» INFORMATION GIVEN
──────────
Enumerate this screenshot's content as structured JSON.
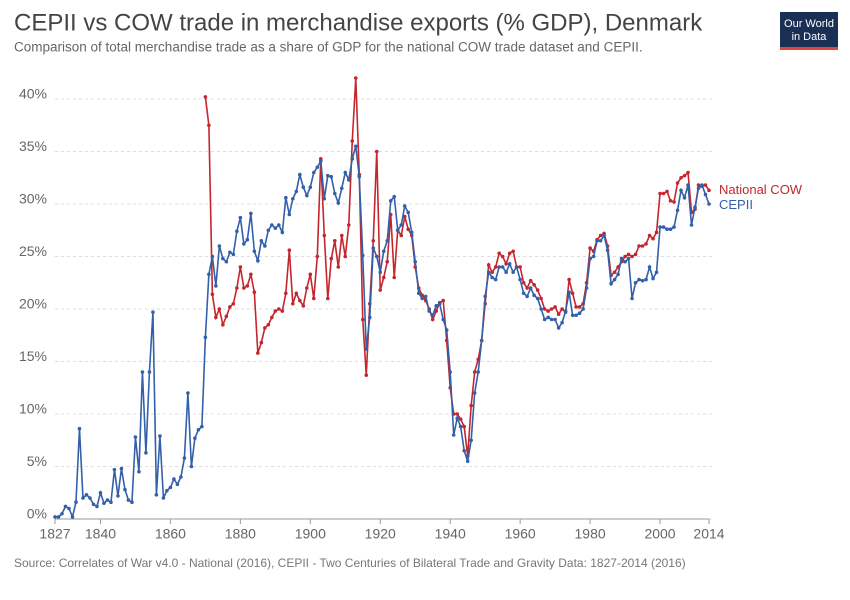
{
  "chart_data": {
    "type": "line",
    "title": "CEPII vs COW trade in merchandise exports (% GDP), Denmark",
    "subtitle": "Comparison of total merchandise trade as a share of GDP for the national COW trade dataset and CEPII.",
    "source": "Source: Correlates of War v4.0 - National (2016), CEPII - Two Centuries of Bilateral Trade and Gravity Data: 1827-2014 (2016)",
    "logo": [
      "Our World",
      "in Data"
    ],
    "xlim": [
      1827,
      2014
    ],
    "ylim": [
      0,
      42
    ],
    "xticks": [
      1827,
      1840,
      1860,
      1880,
      1900,
      1920,
      1940,
      1960,
      1980,
      2000,
      2014
    ],
    "yticks": [
      {
        "value": 0,
        "label": "0%"
      },
      {
        "value": 5,
        "label": "5%"
      },
      {
        "value": 10,
        "label": "10%"
      },
      {
        "value": 15,
        "label": "15%"
      },
      {
        "value": 20,
        "label": "20%"
      },
      {
        "value": 25,
        "label": "25%"
      },
      {
        "value": 30,
        "label": "30%"
      },
      {
        "value": 35,
        "label": "35%"
      },
      {
        "value": 40,
        "label": "40%"
      }
    ],
    "grid": true,
    "x": [
      1827,
      1828,
      1829,
      1830,
      1831,
      1832,
      1833,
      1834,
      1835,
      1836,
      1837,
      1838,
      1839,
      1840,
      1841,
      1842,
      1843,
      1844,
      1845,
      1846,
      1847,
      1848,
      1849,
      1850,
      1851,
      1852,
      1853,
      1854,
      1855,
      1856,
      1857,
      1858,
      1859,
      1860,
      1861,
      1862,
      1863,
      1864,
      1865,
      1866,
      1867,
      1868,
      1869,
      1870,
      1871,
      1872,
      1873,
      1874,
      1875,
      1876,
      1877,
      1878,
      1879,
      1880,
      1881,
      1882,
      1883,
      1884,
      1885,
      1886,
      1887,
      1888,
      1889,
      1890,
      1891,
      1892,
      1893,
      1894,
      1895,
      1896,
      1897,
      1898,
      1899,
      1900,
      1901,
      1902,
      1903,
      1904,
      1905,
      1906,
      1907,
      1908,
      1909,
      1910,
      1911,
      1912,
      1913,
      1914,
      1915,
      1916,
      1917,
      1918,
      1919,
      1920,
      1921,
      1922,
      1923,
      1924,
      1925,
      1926,
      1927,
      1928,
      1929,
      1930,
      1931,
      1932,
      1933,
      1934,
      1935,
      1936,
      1937,
      1938,
      1939,
      1940,
      1941,
      1942,
      1943,
      1944,
      1945,
      1946,
      1947,
      1948,
      1949,
      1950,
      1951,
      1952,
      1953,
      1954,
      1955,
      1956,
      1957,
      1958,
      1959,
      1960,
      1961,
      1962,
      1963,
      1964,
      1965,
      1966,
      1967,
      1968,
      1969,
      1970,
      1971,
      1972,
      1973,
      1974,
      1975,
      1976,
      1977,
      1978,
      1979,
      1980,
      1981,
      1982,
      1983,
      1984,
      1985,
      1986,
      1987,
      1988,
      1989,
      1990,
      1991,
      1992,
      1993,
      1994,
      1995,
      1996,
      1997,
      1998,
      1999,
      2000,
      2001,
      2002,
      2003,
      2004,
      2005,
      2006,
      2007,
      2008,
      2009,
      2010,
      2011,
      2012,
      2013,
      2014
    ],
    "series": [
      {
        "name": "National COW",
        "color": "#c4262e",
        "values": [
          null,
          null,
          null,
          null,
          null,
          null,
          null,
          null,
          null,
          null,
          null,
          null,
          null,
          null,
          null,
          null,
          null,
          null,
          null,
          null,
          null,
          null,
          null,
          null,
          null,
          null,
          null,
          null,
          null,
          null,
          null,
          null,
          null,
          null,
          null,
          null,
          null,
          null,
          null,
          null,
          null,
          null,
          null,
          40.2,
          37.5,
          21.4,
          19.2,
          20.0,
          18.5,
          19.3,
          20.2,
          20.5,
          22.0,
          24.0,
          22.0,
          22.2,
          23.3,
          21.6,
          15.8,
          16.8,
          18.2,
          18.5,
          19.2,
          19.8,
          20.0,
          19.8,
          21.5,
          25.6,
          20.5,
          21.5,
          20.8,
          20.3,
          22.0,
          23.3,
          21.0,
          25.0,
          34.3,
          27.0,
          21.0,
          24.8,
          26.5,
          24.0,
          27.0,
          25.0,
          28.0,
          36.0,
          42.0,
          32.8,
          19.0,
          13.7,
          20.5,
          26.5,
          35.0,
          21.8,
          23.0,
          24.5,
          29.0,
          23.0,
          27.5,
          27.0,
          28.8,
          27.6,
          27.0,
          24.0,
          22.0,
          21.3,
          20.8,
          20.0,
          19.0,
          19.8,
          20.6,
          20.8,
          17.0,
          12.5,
          10.0,
          10.0,
          9.5,
          8.8,
          6.0,
          10.8,
          14.0,
          15.2,
          17.0,
          20.5,
          24.2,
          23.5,
          24.0,
          25.3,
          25.0,
          24.3,
          25.3,
          25.5,
          24.0,
          24.0,
          22.5,
          22.0,
          22.7,
          22.3,
          21.8,
          21.0,
          20.0,
          19.8,
          20.0,
          20.2,
          19.5,
          20.0,
          19.7,
          22.8,
          21.5,
          20.2,
          20.2,
          20.5,
          22.5,
          25.8,
          25.5,
          26.6,
          27.0,
          27.2,
          26.0,
          23.2,
          23.5,
          24.0,
          24.5,
          25.0,
          25.2,
          25.0,
          25.2,
          26.0,
          26.0,
          26.2,
          27.0,
          26.7,
          27.3,
          31.0,
          31.0,
          31.2,
          30.3,
          30.2,
          32.0,
          32.5,
          32.7,
          33.0,
          29.2,
          29.5,
          31.8,
          31.7,
          31.8,
          31.3
        ]
      },
      {
        "name": "CEPII",
        "color": "#3360a9",
        "values": [
          0.2,
          0.2,
          0.5,
          1.2,
          1.0,
          0.2,
          1.6,
          8.6,
          2.0,
          2.3,
          2.0,
          1.4,
          1.2,
          2.5,
          1.5,
          1.8,
          1.6,
          4.7,
          2.2,
          4.8,
          2.8,
          1.8,
          1.6,
          7.8,
          4.5,
          14.0,
          6.3,
          14.0,
          19.7,
          2.3,
          7.9,
          2.0,
          2.7,
          3.0,
          3.8,
          3.3,
          4.0,
          5.8,
          12.0,
          5.0,
          7.7,
          8.5,
          8.8,
          17.3,
          23.3,
          25.0,
          22.2,
          26.0,
          24.8,
          24.5,
          25.4,
          25.2,
          27.4,
          28.7,
          26.2,
          26.6,
          29.1,
          25.5,
          24.6,
          26.5,
          26.0,
          27.5,
          28.0,
          27.7,
          28.0,
          27.3,
          30.6,
          29.0,
          30.5,
          31.2,
          32.8,
          31.6,
          30.8,
          31.6,
          33.0,
          33.5,
          34.1,
          30.5,
          32.7,
          32.6,
          31.0,
          30.1,
          31.5,
          33.0,
          32.3,
          34.3,
          35.5,
          32.6,
          25.1,
          16.2,
          19.2,
          25.8,
          25.0,
          23.5,
          25.5,
          26.5,
          30.3,
          30.7,
          27.5,
          28.0,
          29.8,
          29.2,
          27.3,
          24.5,
          21.5,
          21.0,
          21.2,
          19.8,
          19.4,
          20.3,
          20.5,
          19.0,
          18.0,
          14.0,
          8.0,
          9.6,
          8.8,
          6.5,
          5.5,
          7.5,
          12.0,
          14.0,
          17.0,
          21.2,
          23.5,
          23.0,
          22.8,
          24.0,
          24.0,
          23.5,
          24.3,
          23.5,
          24.0,
          22.8,
          21.5,
          21.2,
          22.0,
          21.3,
          21.0,
          20.0,
          19.0,
          19.2,
          19.0,
          19.0,
          18.2,
          18.7,
          19.8,
          21.6,
          19.4,
          19.4,
          19.6,
          20.0,
          22.0,
          24.8,
          25.0,
          26.5,
          26.5,
          27.0,
          25.6,
          22.4,
          22.8,
          23.3,
          24.8,
          24.5,
          24.8,
          21.0,
          22.5,
          22.8,
          22.7,
          22.8,
          24.0,
          22.9,
          23.5,
          27.8,
          27.8,
          27.6,
          27.6,
          27.8,
          29.4,
          31.3,
          30.6,
          31.8,
          28.0,
          29.7,
          31.5,
          31.8,
          30.9,
          30.0
        ]
      }
    ]
  }
}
──────────
» GOAL
In the entries above, count each line with "label"; reply with the total only.

» EXERCISE SOLUTION
9